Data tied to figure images
---------------

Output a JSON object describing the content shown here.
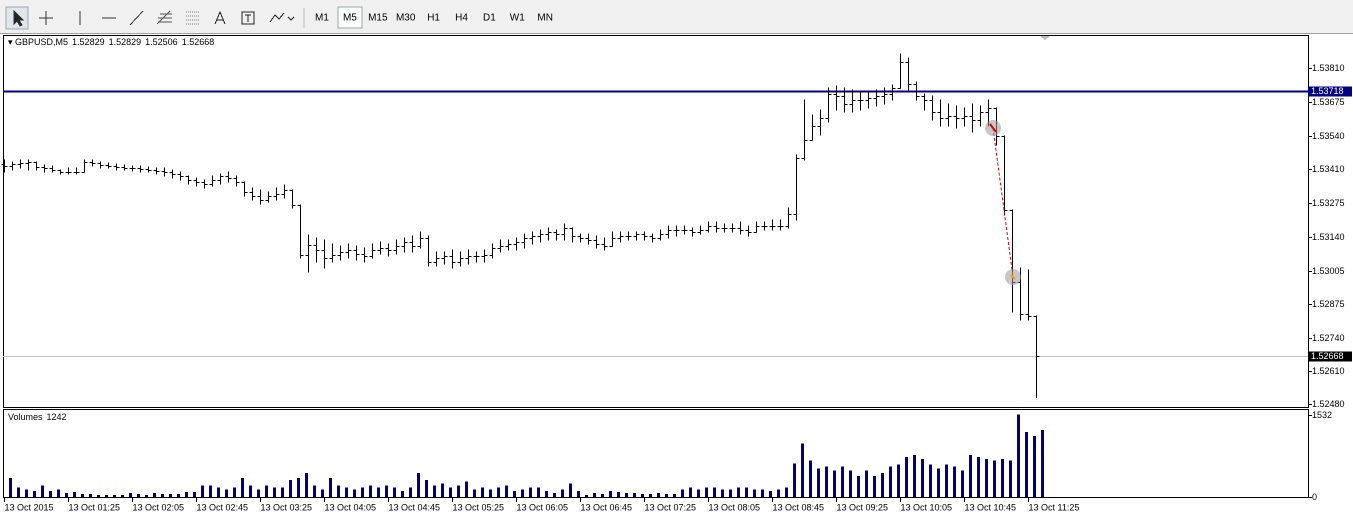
{
  "toolbar": {
    "timeframes": [
      "M1",
      "M5",
      "M15",
      "M30",
      "H1",
      "H4",
      "D1",
      "W1",
      "MN"
    ],
    "active": "M5"
  },
  "chart_data": [
    {
      "type": "ohlc",
      "title": "GBPUSD,M5",
      "color": "#000000",
      "open": [
        1.5343,
        1.53422,
        1.5343,
        1.53434,
        1.53438,
        1.53418,
        1.53414,
        1.53406,
        1.53398,
        1.53398,
        1.53398,
        1.53438,
        1.53434,
        1.53426,
        1.53422,
        1.53418,
        1.53414,
        1.53414,
        1.5341,
        1.53406,
        1.53402,
        1.53398,
        1.5339,
        1.53382,
        1.53367,
        1.53359,
        1.53351,
        1.53367,
        1.53382,
        1.53374,
        1.53359,
        1.53319,
        1.53303,
        1.53287,
        1.53303,
        1.53311,
        1.53327,
        1.53267,
        1.5307,
        1.53109,
        1.53089,
        1.53058,
        1.5307,
        1.53081,
        1.53089,
        1.53073,
        1.53066,
        1.53089,
        1.53097,
        1.53089,
        1.53105,
        1.53121,
        1.53105,
        1.53137,
        1.53042,
        1.53058,
        1.53066,
        1.53042,
        1.53058,
        1.53066,
        1.53066,
        1.5307,
        1.53097,
        1.53105,
        1.53113,
        1.53121,
        1.53137,
        1.53145,
        1.53153,
        1.53161,
        1.53153,
        1.53176,
        1.53145,
        1.53137,
        1.53129,
        1.53113,
        1.53105,
        1.53137,
        1.53145,
        1.53145,
        1.53153,
        1.53145,
        1.53137,
        1.53153,
        1.53168,
        1.53168,
        1.53168,
        1.53161,
        1.53168,
        1.53184,
        1.53176,
        1.53176,
        1.53176,
        1.53168,
        1.53161,
        1.53184,
        1.53184,
        1.53184,
        1.53184,
        1.53232,
        1.53454,
        1.53525,
        1.5358,
        1.53612,
        1.53707,
        1.53699,
        1.53667,
        1.53683,
        1.53683,
        1.53691,
        1.53699,
        1.53707,
        1.53731,
        1.53834,
        1.53747,
        1.53699,
        1.53683,
        1.53636,
        1.53612,
        1.5362,
        1.53612,
        1.5362,
        1.53604,
        1.53636,
        1.53652,
        1.53541,
        1.53248,
        1.52963,
        1.52836,
        1.52829
      ],
      "high": [
        1.53446,
        1.53438,
        1.53446,
        1.53446,
        1.53438,
        1.53426,
        1.53422,
        1.53406,
        1.53414,
        1.53414,
        1.53446,
        1.53446,
        1.53438,
        1.53434,
        1.5343,
        1.53426,
        1.53422,
        1.53422,
        1.53418,
        1.53414,
        1.53414,
        1.53406,
        1.53398,
        1.53382,
        1.53374,
        1.53367,
        1.53382,
        1.5339,
        1.53398,
        1.53382,
        1.53359,
        1.53335,
        1.53327,
        1.53319,
        1.53335,
        1.53347,
        1.53327,
        1.53267,
        1.53149,
        1.53137,
        1.53129,
        1.53113,
        1.53105,
        1.53113,
        1.53105,
        1.53097,
        1.53113,
        1.53121,
        1.53113,
        1.53129,
        1.53137,
        1.53145,
        1.53161,
        1.53145,
        1.53081,
        1.53081,
        1.53089,
        1.53081,
        1.53089,
        1.53081,
        1.53089,
        1.53113,
        1.53129,
        1.53129,
        1.53137,
        1.53153,
        1.53161,
        1.53168,
        1.53176,
        1.53168,
        1.53192,
        1.53176,
        1.53153,
        1.53153,
        1.53145,
        1.53137,
        1.53161,
        1.53161,
        1.53161,
        1.53161,
        1.53161,
        1.53153,
        1.53168,
        1.53184,
        1.53184,
        1.53184,
        1.53176,
        1.53184,
        1.532,
        1.532,
        1.53192,
        1.53192,
        1.532,
        1.53184,
        1.532,
        1.532,
        1.53208,
        1.53208,
        1.53256,
        1.53466,
        1.53683,
        1.53624,
        1.53644,
        1.53731,
        1.53739,
        1.53731,
        1.53723,
        1.53715,
        1.53715,
        1.53723,
        1.53731,
        1.53743,
        1.53865,
        1.5385,
        1.53755,
        1.53707,
        1.53699,
        1.53683,
        1.53667,
        1.5366,
        1.53652,
        1.53667,
        1.5366,
        1.53683,
        1.53652,
        1.53541,
        1.53248,
        1.53018,
        1.5301,
        1.52829
      ],
      "low": [
        1.53398,
        1.53406,
        1.53414,
        1.53406,
        1.53406,
        1.53398,
        1.53398,
        1.5339,
        1.5339,
        1.5339,
        1.53398,
        1.53422,
        1.53414,
        1.53414,
        1.53406,
        1.53406,
        1.53402,
        1.53398,
        1.53398,
        1.5339,
        1.53382,
        1.53374,
        1.53367,
        1.53351,
        1.53343,
        1.53335,
        1.53343,
        1.53351,
        1.53359,
        1.53343,
        1.53303,
        1.53287,
        1.53271,
        1.53279,
        1.53287,
        1.53295,
        1.53256,
        1.53058,
        1.53002,
        1.53042,
        1.53018,
        1.53042,
        1.5305,
        1.53058,
        1.5305,
        1.53042,
        1.53058,
        1.53073,
        1.53066,
        1.53073,
        1.53081,
        1.53081,
        1.53097,
        1.53026,
        1.53026,
        1.53034,
        1.53018,
        1.53026,
        1.53034,
        1.53042,
        1.53042,
        1.53058,
        1.53081,
        1.53089,
        1.53089,
        1.53097,
        1.53113,
        1.53121,
        1.53129,
        1.53129,
        1.53129,
        1.53121,
        1.53121,
        1.53113,
        1.53097,
        1.53089,
        1.53105,
        1.53121,
        1.53129,
        1.53129,
        1.53129,
        1.53121,
        1.53129,
        1.53137,
        1.53145,
        1.53153,
        1.53145,
        1.53153,
        1.53161,
        1.53161,
        1.53161,
        1.53161,
        1.53153,
        1.53145,
        1.53161,
        1.53168,
        1.53168,
        1.53168,
        1.53176,
        1.53208,
        1.53446,
        1.53525,
        1.53545,
        1.53596,
        1.53644,
        1.53636,
        1.53636,
        1.53644,
        1.53652,
        1.5366,
        1.53667,
        1.53683,
        1.53731,
        1.53723,
        1.53683,
        1.53644,
        1.53604,
        1.5358,
        1.5358,
        1.53572,
        1.5358,
        1.53557,
        1.5358,
        1.5358,
        1.53505,
        1.53228,
        1.52844,
        1.52812,
        1.52812,
        1.52506
      ],
      "close": [
        1.53422,
        1.5343,
        1.53434,
        1.53438,
        1.53418,
        1.53414,
        1.53406,
        1.53398,
        1.53398,
        1.53398,
        1.53438,
        1.53434,
        1.53426,
        1.53422,
        1.53418,
        1.53414,
        1.53414,
        1.5341,
        1.53406,
        1.53402,
        1.53398,
        1.5339,
        1.53382,
        1.53367,
        1.53359,
        1.53351,
        1.53367,
        1.53382,
        1.53374,
        1.53359,
        1.53319,
        1.53303,
        1.53287,
        1.53303,
        1.53311,
        1.53327,
        1.53267,
        1.5307,
        1.53109,
        1.53089,
        1.53058,
        1.5307,
        1.53081,
        1.53089,
        1.53073,
        1.53066,
        1.53089,
        1.53097,
        1.53089,
        1.53105,
        1.53121,
        1.53105,
        1.53137,
        1.53042,
        1.53058,
        1.53066,
        1.53042,
        1.53058,
        1.53066,
        1.53066,
        1.5307,
        1.53097,
        1.53105,
        1.53113,
        1.53121,
        1.53137,
        1.53145,
        1.53153,
        1.53161,
        1.53153,
        1.53176,
        1.53145,
        1.53137,
        1.53129,
        1.53113,
        1.53105,
        1.53137,
        1.53145,
        1.53145,
        1.53153,
        1.53145,
        1.53137,
        1.53153,
        1.53168,
        1.53168,
        1.53168,
        1.53161,
        1.53168,
        1.53184,
        1.53176,
        1.53176,
        1.53176,
        1.53168,
        1.53161,
        1.53184,
        1.53184,
        1.53184,
        1.53184,
        1.53232,
        1.53454,
        1.53525,
        1.5358,
        1.53612,
        1.53707,
        1.53699,
        1.53667,
        1.53683,
        1.53683,
        1.53691,
        1.53699,
        1.53707,
        1.53731,
        1.53834,
        1.53747,
        1.53699,
        1.53683,
        1.53636,
        1.53612,
        1.5362,
        1.53612,
        1.5362,
        1.53604,
        1.53636,
        1.53652,
        1.53541,
        1.53248,
        1.52963,
        1.52836,
        1.52829,
        1.52668
      ],
      "xlim": [
        -0.125,
        163
      ],
      "xticks": [
        {
          "value": 0,
          "label": "13 Oct 2015"
        },
        {
          "value": 8,
          "label": "13 Oct 01:25"
        },
        {
          "value": 16,
          "label": "13 Oct 02:05"
        },
        {
          "value": 24,
          "label": "13 Oct 02:45"
        },
        {
          "value": 32,
          "label": "13 Oct 03:25"
        },
        {
          "value": 40,
          "label": "13 Oct 04:05"
        },
        {
          "value": 48,
          "label": "13 Oct 04:45"
        },
        {
          "value": 56,
          "label": "13 Oct 05:25"
        },
        {
          "value": 64,
          "label": "13 Oct 06:05"
        },
        {
          "value": 72,
          "label": "13 Oct 06:45"
        },
        {
          "value": 80,
          "label": "13 Oct 07:25"
        },
        {
          "value": 88,
          "label": "13 Oct 08:05"
        },
        {
          "value": 96,
          "label": "13 Oct 08:45"
        },
        {
          "value": 104,
          "label": "13 Oct 09:25"
        },
        {
          "value": 112,
          "label": "13 Oct 10:05"
        },
        {
          "value": 120,
          "label": "13 Oct 10:45"
        },
        {
          "value": 128,
          "label": "13 Oct 11:25"
        }
      ],
      "ylim": [
        1.52468,
        1.53937
      ],
      "yticks": [
        {
          "value": 1.5381,
          "label": "1.53810"
        },
        1.53675,
        {
          "value": 1.5354,
          "label": "1.53540"
        },
        {
          "value": 1.5341,
          "label": "1.53410"
        },
        1.53275,
        {
          "value": 1.5314,
          "label": "1.53140"
        },
        1.53005,
        1.52875,
        {
          "value": 1.5274,
          "label": "1.52740"
        },
        {
          "value": 1.5261,
          "label": "1.52610"
        },
        {
          "value": 1.5248,
          "label": "1.52480"
        }
      ],
      "hline": {
        "value": 1.53718,
        "color": "#000080"
      },
      "grid": false
    },
    {
      "type": "bar",
      "title": "Volumes",
      "color": "#000080",
      "values": [
        355,
        178,
        142,
        107,
        213,
        107,
        142,
        71,
        89,
        53,
        53,
        36,
        36,
        36,
        36,
        71,
        53,
        36,
        71,
        53,
        53,
        53,
        89,
        89,
        213,
        213,
        178,
        142,
        178,
        355,
        213,
        142,
        213,
        178,
        178,
        320,
        355,
        444,
        213,
        142,
        355,
        213,
        178,
        142,
        178,
        213,
        178,
        213,
        178,
        107,
        178,
        444,
        320,
        213,
        249,
        178,
        213,
        284,
        142,
        178,
        142,
        178,
        213,
        107,
        142,
        178,
        178,
        107,
        71,
        142,
        249,
        107,
        36,
        71,
        53,
        107,
        89,
        71,
        71,
        53,
        53,
        71,
        53,
        53,
        142,
        178,
        142,
        178,
        178,
        142,
        142,
        178,
        178,
        142,
        142,
        107,
        142,
        178,
        621,
        994,
        675,
        533,
        568,
        497,
        568,
        497,
        391,
        497,
        391,
        444,
        568,
        604,
        746,
        781,
        710,
        604,
        533,
        604,
        568,
        497,
        781,
        746,
        710,
        675,
        710,
        675,
        1532,
        1207,
        1136,
        1242
      ],
      "ylim": [
        0,
        1580
      ],
      "yticks": [
        0,
        1532
      ]
    }
  ]
}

---------------

TASK INSTRUCTIONS: Report how many lines of the listing hold the string "color", giving only the number.

SOLUTION TO THIS EXERCISE: 3